CATATAN TERSEDIA:
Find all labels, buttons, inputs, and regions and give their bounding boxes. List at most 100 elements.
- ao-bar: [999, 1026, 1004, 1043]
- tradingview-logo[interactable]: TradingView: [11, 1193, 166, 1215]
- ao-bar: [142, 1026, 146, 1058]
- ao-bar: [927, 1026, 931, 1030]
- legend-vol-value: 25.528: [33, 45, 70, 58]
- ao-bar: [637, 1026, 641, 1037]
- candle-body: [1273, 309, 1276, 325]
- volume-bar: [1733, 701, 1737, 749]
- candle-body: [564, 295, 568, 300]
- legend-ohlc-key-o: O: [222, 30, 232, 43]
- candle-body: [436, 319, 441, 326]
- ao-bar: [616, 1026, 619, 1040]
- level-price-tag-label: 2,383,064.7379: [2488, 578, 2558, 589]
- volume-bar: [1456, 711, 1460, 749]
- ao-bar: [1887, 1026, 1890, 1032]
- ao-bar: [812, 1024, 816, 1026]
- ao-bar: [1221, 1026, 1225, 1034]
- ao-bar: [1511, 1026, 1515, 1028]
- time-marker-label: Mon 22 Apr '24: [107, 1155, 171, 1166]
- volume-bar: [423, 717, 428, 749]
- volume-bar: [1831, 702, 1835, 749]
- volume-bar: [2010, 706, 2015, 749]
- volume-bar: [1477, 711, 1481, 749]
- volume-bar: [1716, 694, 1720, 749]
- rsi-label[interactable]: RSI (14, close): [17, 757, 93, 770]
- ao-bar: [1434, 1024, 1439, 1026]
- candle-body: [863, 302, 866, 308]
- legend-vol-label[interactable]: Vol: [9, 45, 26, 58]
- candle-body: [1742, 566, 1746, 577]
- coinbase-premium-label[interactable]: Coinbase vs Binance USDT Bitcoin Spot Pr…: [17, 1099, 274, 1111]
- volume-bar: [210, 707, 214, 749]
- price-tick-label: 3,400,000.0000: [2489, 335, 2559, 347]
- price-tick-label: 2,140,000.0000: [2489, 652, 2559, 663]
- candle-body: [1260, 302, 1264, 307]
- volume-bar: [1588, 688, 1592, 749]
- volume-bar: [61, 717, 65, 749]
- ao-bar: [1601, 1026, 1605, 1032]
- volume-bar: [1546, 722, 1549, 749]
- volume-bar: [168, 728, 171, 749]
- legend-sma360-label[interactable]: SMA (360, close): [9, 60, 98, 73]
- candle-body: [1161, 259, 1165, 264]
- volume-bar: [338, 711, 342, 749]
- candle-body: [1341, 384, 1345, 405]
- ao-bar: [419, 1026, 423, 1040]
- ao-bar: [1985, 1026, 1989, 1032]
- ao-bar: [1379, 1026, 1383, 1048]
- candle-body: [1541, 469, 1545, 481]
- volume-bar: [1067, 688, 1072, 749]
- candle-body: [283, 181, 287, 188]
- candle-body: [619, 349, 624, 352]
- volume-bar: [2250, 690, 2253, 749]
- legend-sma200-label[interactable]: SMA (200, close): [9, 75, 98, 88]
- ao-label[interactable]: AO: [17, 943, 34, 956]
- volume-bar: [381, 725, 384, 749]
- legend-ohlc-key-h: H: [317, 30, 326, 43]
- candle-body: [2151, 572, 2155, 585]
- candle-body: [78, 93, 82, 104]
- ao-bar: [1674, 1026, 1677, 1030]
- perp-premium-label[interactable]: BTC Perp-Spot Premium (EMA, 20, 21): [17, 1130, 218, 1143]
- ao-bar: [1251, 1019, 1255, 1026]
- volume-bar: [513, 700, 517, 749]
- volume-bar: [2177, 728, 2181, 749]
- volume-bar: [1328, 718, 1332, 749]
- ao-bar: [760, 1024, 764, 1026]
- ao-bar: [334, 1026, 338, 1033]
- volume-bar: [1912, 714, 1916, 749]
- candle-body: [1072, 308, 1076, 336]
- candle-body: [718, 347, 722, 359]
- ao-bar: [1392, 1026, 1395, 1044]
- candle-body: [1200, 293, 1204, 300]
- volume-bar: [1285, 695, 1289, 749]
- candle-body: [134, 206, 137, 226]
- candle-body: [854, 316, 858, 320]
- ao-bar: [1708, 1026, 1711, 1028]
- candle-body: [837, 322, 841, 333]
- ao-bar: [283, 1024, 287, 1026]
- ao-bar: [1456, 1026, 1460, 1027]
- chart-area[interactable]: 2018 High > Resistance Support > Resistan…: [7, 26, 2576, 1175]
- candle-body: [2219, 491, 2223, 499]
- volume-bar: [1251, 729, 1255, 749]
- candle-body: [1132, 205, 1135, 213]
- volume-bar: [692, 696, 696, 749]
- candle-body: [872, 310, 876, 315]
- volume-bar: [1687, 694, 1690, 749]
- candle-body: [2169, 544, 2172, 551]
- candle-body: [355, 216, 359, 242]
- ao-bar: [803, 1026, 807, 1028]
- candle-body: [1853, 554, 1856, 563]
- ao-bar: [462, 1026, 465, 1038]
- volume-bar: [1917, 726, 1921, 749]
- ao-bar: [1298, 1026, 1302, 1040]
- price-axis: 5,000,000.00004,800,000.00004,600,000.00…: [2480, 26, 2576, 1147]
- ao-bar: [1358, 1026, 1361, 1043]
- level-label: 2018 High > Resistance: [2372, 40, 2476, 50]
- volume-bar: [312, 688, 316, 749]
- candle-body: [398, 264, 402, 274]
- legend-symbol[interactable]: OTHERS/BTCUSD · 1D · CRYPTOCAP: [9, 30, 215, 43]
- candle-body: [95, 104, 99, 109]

PERNYATAAN TUGAS: Nyatakan semua baris catatan di atas sebagai daftar JSON berisi string, satu string untuk tiap baris, tanpa menyertakan baris kosong.

HASIL LATIHAN:
[
  "Find all labels, buttons, inputs, and regions and give their bounding boxes. List at most 100 elements.",
  "- ao-bar: [999, 1026, 1004, 1043]",
  "- tradingview-logo[interactable]: TradingView: [11, 1193, 166, 1215]",
  "- ao-bar: [142, 1026, 146, 1058]",
  "- ao-bar: [927, 1026, 931, 1030]",
  "- legend-vol-value: 25.528: [33, 45, 70, 58]",
  "- ao-bar: [637, 1026, 641, 1037]",
  "- candle-body: [1273, 309, 1276, 325]",
  "- volume-bar: [1733, 701, 1737, 749]",
  "- candle-body: [564, 295, 568, 300]",
  "- legend-ohlc-key-o: O: [222, 30, 232, 43]",
  "- candle-body: [436, 319, 441, 326]",
  "- ao-bar: [616, 1026, 619, 1040]",
  "- level-price-tag-label: 2,383,064.7379: [2488, 578, 2558, 589]",
  "- volume-bar: [1456, 711, 1460, 749]",
  "- ao-bar: [1887, 1026, 1890, 1032]",
  "- ao-bar: [812, 1024, 816, 1026]",
  "- ao-bar: [1221, 1026, 1225, 1034]",
  "- ao-bar: [1511, 1026, 1515, 1028]",
  "- time-marker-label: Mon 22 Apr '24: [107, 1155, 171, 1166]",
  "- volume-bar: [423, 717, 428, 749]",
  "- volume-bar: [1831, 702, 1835, 749]",
  "- volume-bar: [2010, 706, 2015, 749]",
  "- volume-bar: [1477, 711, 1481, 749]",
  "- volume-bar: [1716, 694, 1720, 749]",
  "- rsi-label[interactable]: RSI (14, close): [17, 757, 93, 770]",
  "- ao-bar: [1434, 1024, 1439, 1026]",
  "- candle-body: [863, 302, 866, 308]",
  "- legend-vol-label[interactable]: Vol: [9, 45, 26, 58]",
  "- candle-body: [1742, 566, 1746, 577]",
  "- coinbase-premium-label[interactable]: Coinbase vs Binance USDT Bitcoin Spot Pr…: [17, 1099, 274, 1111]",
  "- volume-bar: [210, 707, 214, 749]",
  "- price-tick-label: 3,400,000.0000: [2489, 335, 2559, 347]",
  "- price-tick-label: 2,140,000.0000: [2489, 652, 2559, 663]",
  "- candle-body: [1260, 302, 1264, 307]",
  "- volume-bar: [1588, 688, 1592, 749]",
  "- volume-bar: [61, 717, 65, 749]",
  "- ao-bar: [1601, 1026, 1605, 1032]",
  "- volume-bar: [1546, 722, 1549, 749]",
  "- volume-bar: [168, 728, 171, 749]",
  "- legend-sma360-label[interactable]: SMA (360, close): [9, 60, 98, 73]",
  "- candle-body: [1161, 259, 1165, 264]",
  "- volume-bar: [338, 711, 342, 749]",
  "- candle-body: [1341, 384, 1345, 405]",
  "- ao-bar: [419, 1026, 423, 1040]",
  "- ao-bar: [1985, 1026, 1989, 1032]",
  "- ao-bar: [1379, 1026, 1383, 1048]",
  "- candle-body: [1541, 469, 1545, 481]",
  "- volume-bar: [1067, 688, 1072, 749]",
  "- candle-body: [283, 181, 287, 188]",
  "- candle-body: [619, 349, 624, 352]",
  "- volume-bar: [2250, 690, 2253, 749]",
  "- legend-sma200-label[interactable]: SMA (200, close): [9, 75, 98, 88]",
  "- ao-label[interactable]: AO: [17, 943, 34, 956]",
  "- volume-bar: [381, 725, 384, 749]",
  "- legend-ohlc-key-h: H: [317, 30, 326, 43]",
  "- candle-body: [2151, 572, 2155, 585]",
  "- candle-body: [78, 93, 82, 104]",
  "- ao-bar: [1674, 1026, 1677, 1030]",
  "- perp-premium-label[interactable]: BTC Perp-Spot Premium (EMA, 20, 21): [17, 1130, 218, 1143]",
  "- ao-bar: [1251, 1019, 1255, 1026]",
  "- volume-bar: [513, 700, 517, 749]",
  "- volume-bar: [2177, 728, 2181, 749]",
  "- volume-bar: [1328, 718, 1332, 749]",
  "- ao-bar: [760, 1024, 764, 1026]",
  "- ao-bar: [334, 1026, 338, 1033]",
  "- volume-bar: [1912, 714, 1916, 749]",
  "- candle-body: [1072, 308, 1076, 336]",
  "- candle-body: [718, 347, 722, 359]",
  "- ao-bar: [1392, 1026, 1395, 1044]",
  "- candle-body: [1200, 293, 1204, 300]",
  "- volume-bar: [1285, 695, 1289, 749]",
  "- candle-body: [134, 206, 137, 226]",
  "- candle-body: [854, 316, 858, 320]",
  "- ao-bar: [1708, 1026, 1711, 1028]",
  "- candle-body: [837, 322, 841, 333]",
  "- ao-bar: [283, 1024, 287, 1026]",
  "- ao-bar: [1456, 1026, 1460, 1027]",
  "- chart-area[interactable]: 2018 High > Resistance Support > Resistan…: [7, 26, 2576, 1175]",
  "- candle-body: [2219, 491, 2223, 499]",
  "- volume-bar: [1251, 729, 1255, 749]",
  "- candle-body: [1132, 205, 1135, 213]",
  "- volume-bar: [692, 696, 696, 749]",
  "- candle-body: [872, 310, 876, 315]",
  "- volume-bar: [1687, 694, 1690, 749]",
  "- candle-body: [2169, 544, 2172, 551]",
  "- candle-body: [355, 216, 359, 242]",
  "- ao-bar: [803, 1026, 807, 1028]",
  "- candle-body: [1853, 554, 1856, 563]",
  "- ao-bar: [462, 1026, 465, 1038]",
  "- volume-bar: [1917, 726, 1921, 749]",
  "- ao-bar: [1298, 1026, 1302, 1040]",
  "- price-axis: 5,000,000.00004,800,000.00004,600,000.00…: [2480, 26, 2576, 1147]",
  "- ao-bar: [1358, 1026, 1361, 1043]",
  "- level-label: 2018 High > Resistance: [2372, 40, 2476, 50]",
  "- volume-bar: [312, 688, 316, 749]",
  "- candle-body: [398, 264, 402, 274]",
  "- legend-symbol[interactable]: OTHERS/BTCUSD · 1D · CRYPTOCAP: [9, 30, 215, 43]",
  "- candle-body: [95, 104, 99, 109]"
]